### Short task
Below are records; work out how many of their lines contain "ylabel" and give only that number.

### Data extract
+++
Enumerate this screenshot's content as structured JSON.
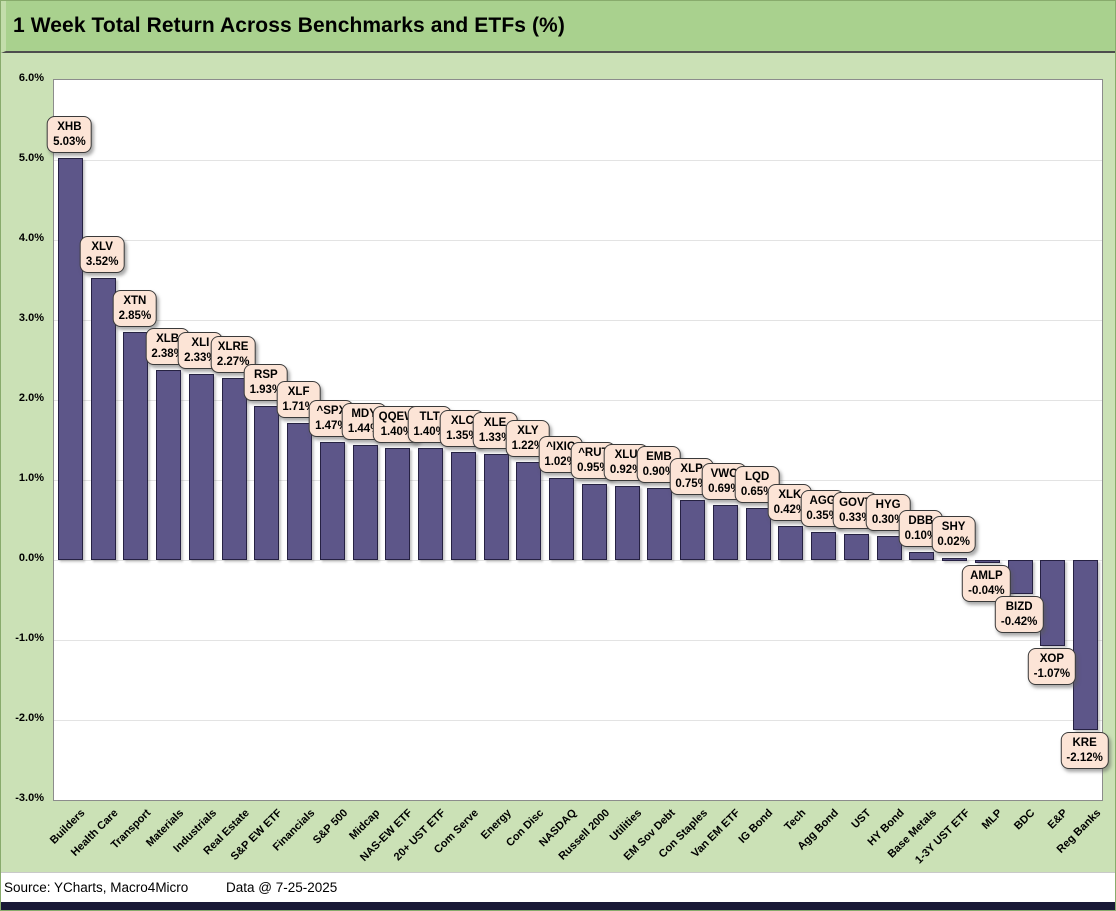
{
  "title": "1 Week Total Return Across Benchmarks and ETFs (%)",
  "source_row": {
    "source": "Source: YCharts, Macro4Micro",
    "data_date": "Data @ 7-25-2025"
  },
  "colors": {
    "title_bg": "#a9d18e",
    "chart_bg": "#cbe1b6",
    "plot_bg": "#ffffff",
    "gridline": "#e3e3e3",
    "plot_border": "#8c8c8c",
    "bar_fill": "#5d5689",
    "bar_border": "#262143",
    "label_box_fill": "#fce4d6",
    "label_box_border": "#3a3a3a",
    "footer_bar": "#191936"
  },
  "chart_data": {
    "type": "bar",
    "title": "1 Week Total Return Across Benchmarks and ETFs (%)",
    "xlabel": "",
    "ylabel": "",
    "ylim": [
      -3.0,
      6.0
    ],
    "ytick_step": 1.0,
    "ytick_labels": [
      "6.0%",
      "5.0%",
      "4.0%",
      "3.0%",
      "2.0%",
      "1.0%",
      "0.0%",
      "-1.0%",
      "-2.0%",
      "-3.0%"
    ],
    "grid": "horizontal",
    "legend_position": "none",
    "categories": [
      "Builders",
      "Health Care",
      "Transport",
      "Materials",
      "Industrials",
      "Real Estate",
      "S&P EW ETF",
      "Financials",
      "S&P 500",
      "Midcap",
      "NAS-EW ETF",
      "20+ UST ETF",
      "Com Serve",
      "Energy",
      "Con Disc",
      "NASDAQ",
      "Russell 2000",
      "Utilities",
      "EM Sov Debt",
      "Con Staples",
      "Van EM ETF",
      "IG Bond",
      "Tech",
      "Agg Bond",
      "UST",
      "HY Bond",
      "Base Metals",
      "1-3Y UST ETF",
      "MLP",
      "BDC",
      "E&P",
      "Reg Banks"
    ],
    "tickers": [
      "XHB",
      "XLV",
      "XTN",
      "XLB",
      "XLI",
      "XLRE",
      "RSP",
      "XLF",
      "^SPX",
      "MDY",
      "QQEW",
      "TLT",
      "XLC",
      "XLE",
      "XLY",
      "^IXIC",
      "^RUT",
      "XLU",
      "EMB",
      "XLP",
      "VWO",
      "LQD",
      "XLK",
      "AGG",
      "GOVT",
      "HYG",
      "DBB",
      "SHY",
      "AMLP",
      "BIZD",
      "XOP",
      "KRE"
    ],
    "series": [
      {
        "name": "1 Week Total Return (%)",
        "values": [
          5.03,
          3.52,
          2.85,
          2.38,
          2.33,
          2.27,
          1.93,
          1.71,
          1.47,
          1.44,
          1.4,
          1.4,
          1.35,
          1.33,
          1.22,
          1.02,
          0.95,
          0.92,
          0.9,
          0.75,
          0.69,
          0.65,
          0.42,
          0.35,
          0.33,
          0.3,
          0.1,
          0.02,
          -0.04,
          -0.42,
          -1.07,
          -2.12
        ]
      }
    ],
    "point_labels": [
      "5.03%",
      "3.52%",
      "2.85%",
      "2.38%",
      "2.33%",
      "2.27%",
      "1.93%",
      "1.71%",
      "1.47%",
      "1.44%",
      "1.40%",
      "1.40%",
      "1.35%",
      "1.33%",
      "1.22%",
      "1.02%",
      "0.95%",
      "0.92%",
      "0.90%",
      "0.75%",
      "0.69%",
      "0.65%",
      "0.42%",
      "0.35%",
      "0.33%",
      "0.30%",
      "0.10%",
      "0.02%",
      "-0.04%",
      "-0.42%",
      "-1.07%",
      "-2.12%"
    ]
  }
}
+++
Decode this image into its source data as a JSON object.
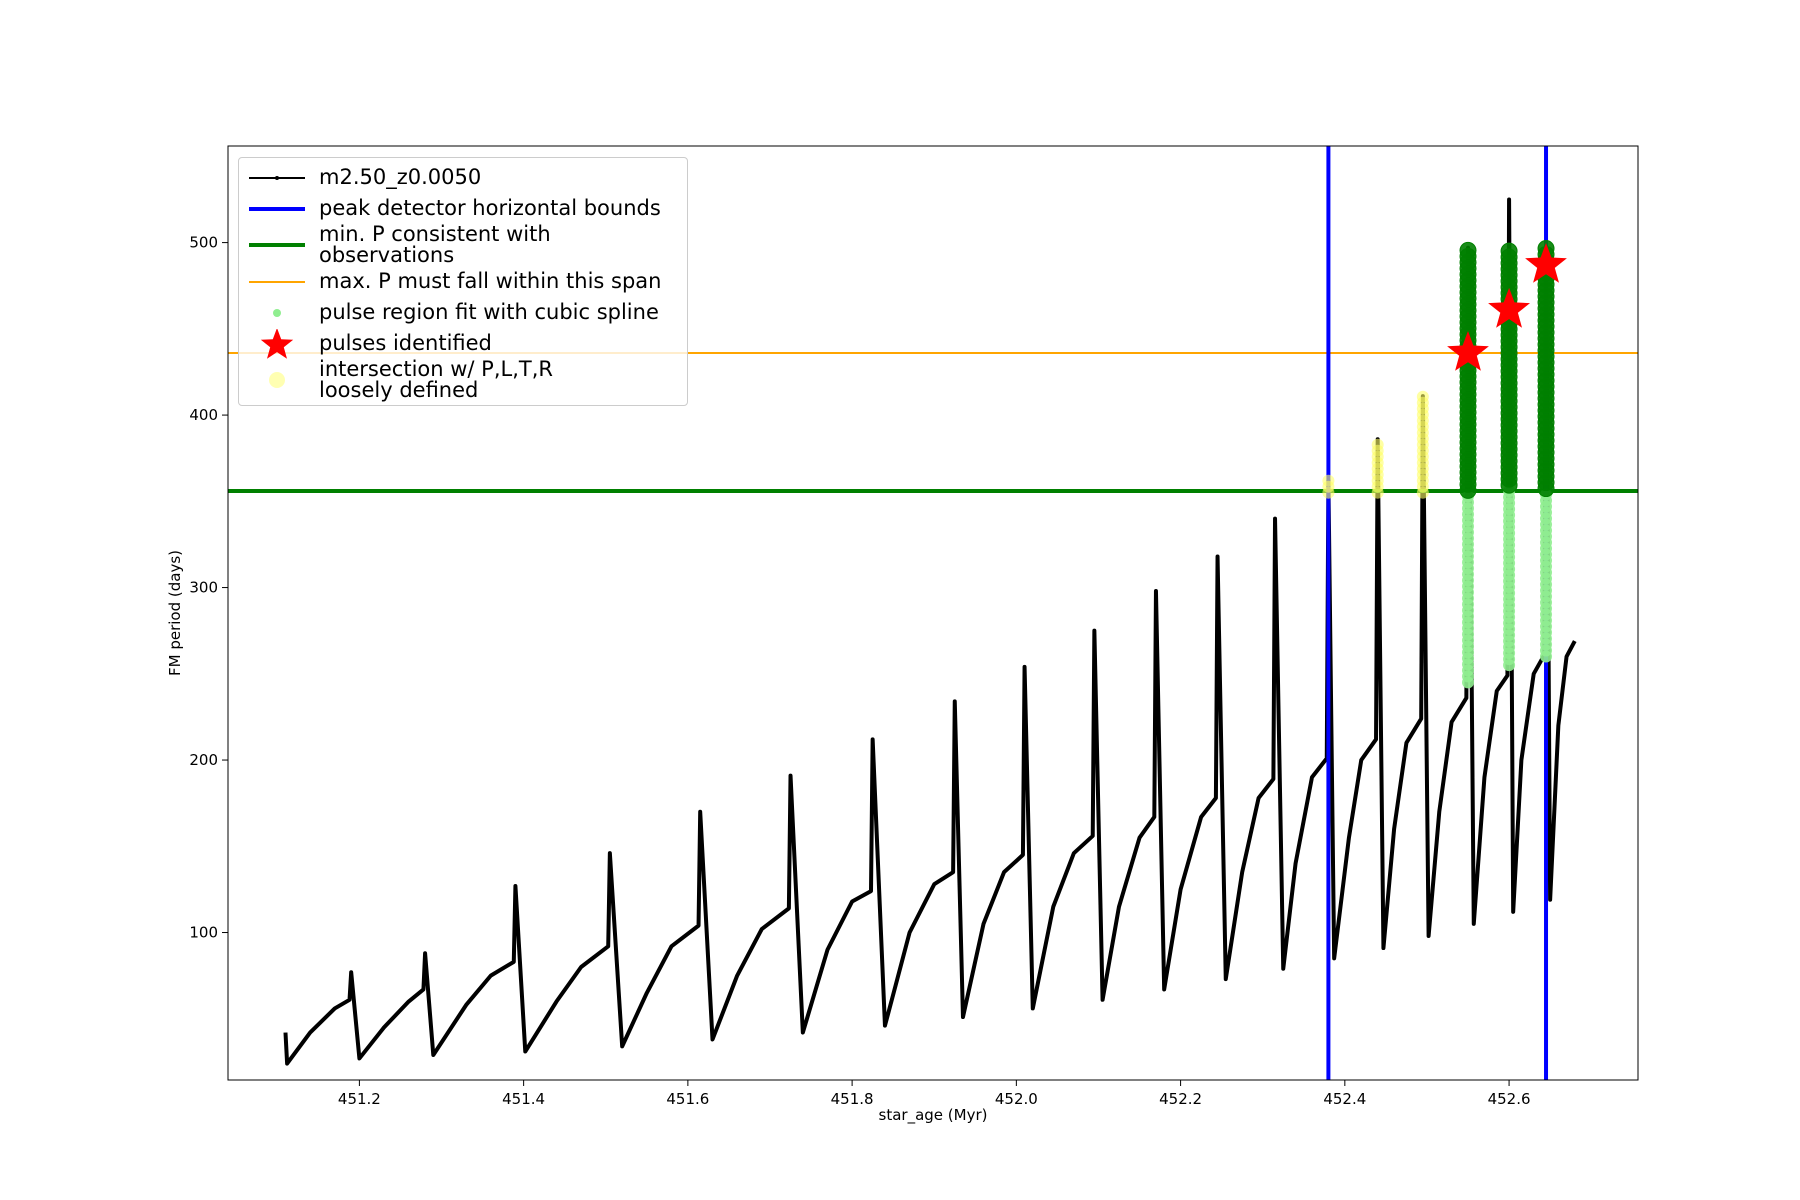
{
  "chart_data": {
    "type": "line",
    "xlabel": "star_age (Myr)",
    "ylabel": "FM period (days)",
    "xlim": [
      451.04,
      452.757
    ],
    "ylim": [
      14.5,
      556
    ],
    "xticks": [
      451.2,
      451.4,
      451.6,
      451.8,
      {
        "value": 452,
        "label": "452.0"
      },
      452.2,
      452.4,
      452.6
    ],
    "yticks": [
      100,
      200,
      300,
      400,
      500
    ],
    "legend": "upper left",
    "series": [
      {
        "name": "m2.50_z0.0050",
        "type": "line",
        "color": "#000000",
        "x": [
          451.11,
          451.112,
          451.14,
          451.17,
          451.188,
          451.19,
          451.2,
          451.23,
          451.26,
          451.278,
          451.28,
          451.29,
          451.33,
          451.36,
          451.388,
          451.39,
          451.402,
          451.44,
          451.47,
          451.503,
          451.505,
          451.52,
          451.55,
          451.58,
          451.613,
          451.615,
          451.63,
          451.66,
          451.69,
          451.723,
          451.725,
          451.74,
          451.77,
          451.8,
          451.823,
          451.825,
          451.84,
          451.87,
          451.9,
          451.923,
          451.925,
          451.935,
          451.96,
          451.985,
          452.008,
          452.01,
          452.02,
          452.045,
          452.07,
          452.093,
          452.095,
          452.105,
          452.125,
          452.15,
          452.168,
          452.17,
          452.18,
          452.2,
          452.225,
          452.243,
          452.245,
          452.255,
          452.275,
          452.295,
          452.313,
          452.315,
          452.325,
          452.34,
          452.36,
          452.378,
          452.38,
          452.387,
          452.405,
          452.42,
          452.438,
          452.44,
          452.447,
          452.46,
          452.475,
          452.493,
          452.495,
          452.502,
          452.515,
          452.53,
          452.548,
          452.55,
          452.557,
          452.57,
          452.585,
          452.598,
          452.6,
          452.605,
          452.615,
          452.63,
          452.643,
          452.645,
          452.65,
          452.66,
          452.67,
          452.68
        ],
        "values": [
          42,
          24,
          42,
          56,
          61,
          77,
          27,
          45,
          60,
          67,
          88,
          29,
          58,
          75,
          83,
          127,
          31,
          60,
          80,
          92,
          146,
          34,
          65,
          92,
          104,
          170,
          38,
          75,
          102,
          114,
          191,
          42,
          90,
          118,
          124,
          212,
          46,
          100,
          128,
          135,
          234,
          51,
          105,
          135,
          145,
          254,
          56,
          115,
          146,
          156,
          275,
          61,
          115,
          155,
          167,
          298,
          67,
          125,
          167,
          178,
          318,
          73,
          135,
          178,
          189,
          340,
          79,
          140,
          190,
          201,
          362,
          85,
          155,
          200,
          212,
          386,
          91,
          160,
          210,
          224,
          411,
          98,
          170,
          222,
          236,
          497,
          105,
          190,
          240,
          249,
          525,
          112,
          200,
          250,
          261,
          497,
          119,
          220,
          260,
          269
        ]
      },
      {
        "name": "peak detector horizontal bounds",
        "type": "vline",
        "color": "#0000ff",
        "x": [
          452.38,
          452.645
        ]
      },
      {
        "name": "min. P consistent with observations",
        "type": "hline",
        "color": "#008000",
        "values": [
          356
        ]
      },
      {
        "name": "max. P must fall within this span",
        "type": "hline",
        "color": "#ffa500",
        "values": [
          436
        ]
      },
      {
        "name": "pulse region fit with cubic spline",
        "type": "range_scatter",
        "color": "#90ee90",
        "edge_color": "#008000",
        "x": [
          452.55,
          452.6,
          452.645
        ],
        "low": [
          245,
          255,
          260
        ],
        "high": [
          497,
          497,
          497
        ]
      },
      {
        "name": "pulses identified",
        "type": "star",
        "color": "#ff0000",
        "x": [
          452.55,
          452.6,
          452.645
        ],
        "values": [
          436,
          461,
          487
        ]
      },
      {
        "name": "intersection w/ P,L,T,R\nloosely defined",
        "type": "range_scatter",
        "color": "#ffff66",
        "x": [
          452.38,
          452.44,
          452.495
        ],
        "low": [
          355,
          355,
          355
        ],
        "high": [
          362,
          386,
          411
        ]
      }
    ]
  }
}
+++
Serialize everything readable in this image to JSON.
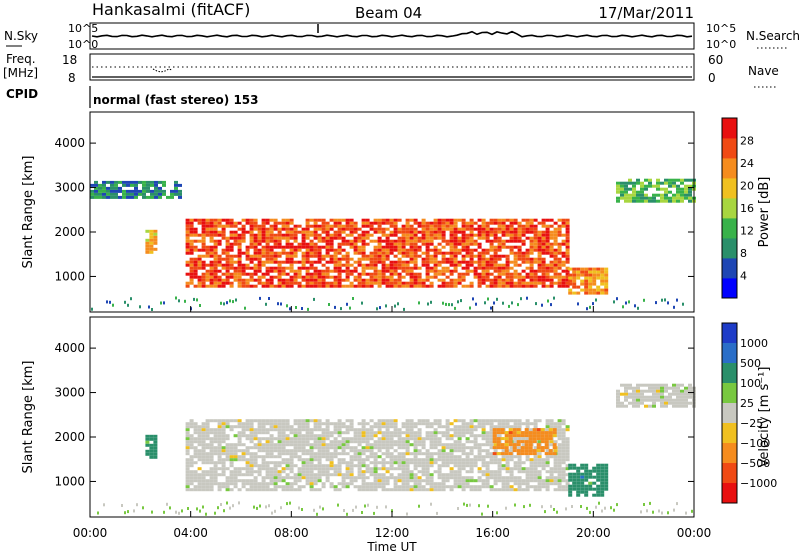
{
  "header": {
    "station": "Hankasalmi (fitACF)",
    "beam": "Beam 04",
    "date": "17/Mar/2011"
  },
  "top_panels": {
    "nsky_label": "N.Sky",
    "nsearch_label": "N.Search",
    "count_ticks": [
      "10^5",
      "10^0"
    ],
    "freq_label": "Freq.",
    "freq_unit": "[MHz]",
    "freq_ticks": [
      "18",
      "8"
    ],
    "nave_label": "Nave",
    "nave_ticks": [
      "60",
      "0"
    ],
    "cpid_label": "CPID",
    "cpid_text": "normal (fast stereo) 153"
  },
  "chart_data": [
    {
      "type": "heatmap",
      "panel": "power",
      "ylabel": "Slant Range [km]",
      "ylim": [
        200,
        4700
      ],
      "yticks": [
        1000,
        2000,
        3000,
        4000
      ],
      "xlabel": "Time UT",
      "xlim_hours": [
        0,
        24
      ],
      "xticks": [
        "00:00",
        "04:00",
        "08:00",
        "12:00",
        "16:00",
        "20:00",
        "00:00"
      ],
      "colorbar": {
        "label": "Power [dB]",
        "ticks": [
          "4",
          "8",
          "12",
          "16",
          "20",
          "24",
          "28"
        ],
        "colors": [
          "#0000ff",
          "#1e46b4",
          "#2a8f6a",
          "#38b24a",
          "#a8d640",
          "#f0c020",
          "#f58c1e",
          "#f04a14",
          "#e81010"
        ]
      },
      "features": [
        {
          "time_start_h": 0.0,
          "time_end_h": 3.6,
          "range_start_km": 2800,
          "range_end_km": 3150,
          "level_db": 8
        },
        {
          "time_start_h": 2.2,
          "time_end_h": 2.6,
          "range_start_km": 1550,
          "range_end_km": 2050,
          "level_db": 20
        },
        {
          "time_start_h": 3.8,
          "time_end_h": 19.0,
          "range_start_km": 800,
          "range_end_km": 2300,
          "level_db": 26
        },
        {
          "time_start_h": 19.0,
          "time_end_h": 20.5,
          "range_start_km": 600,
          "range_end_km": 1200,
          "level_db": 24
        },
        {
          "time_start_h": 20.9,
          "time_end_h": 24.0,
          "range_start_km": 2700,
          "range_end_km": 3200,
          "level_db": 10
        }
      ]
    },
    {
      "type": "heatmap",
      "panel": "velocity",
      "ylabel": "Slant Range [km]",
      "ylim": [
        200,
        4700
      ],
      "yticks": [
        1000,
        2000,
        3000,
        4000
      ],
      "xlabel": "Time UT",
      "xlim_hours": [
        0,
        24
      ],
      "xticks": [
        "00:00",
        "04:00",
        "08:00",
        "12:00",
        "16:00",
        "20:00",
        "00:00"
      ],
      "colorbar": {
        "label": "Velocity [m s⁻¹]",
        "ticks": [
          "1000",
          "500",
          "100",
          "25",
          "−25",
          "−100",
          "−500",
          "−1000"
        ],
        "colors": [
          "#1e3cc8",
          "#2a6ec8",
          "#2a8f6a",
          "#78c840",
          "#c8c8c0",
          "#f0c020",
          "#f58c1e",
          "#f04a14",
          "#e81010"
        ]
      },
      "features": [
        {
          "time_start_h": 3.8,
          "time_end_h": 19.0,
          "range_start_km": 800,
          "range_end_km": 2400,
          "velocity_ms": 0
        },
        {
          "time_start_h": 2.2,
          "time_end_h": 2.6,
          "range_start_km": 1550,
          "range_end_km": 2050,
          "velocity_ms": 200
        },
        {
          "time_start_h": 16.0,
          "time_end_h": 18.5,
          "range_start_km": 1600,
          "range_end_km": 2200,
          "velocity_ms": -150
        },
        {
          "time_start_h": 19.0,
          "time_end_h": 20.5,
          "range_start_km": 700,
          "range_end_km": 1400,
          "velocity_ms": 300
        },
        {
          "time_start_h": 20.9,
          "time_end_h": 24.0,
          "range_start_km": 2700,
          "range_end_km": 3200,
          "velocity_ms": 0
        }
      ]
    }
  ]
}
+++
### Exercise response
4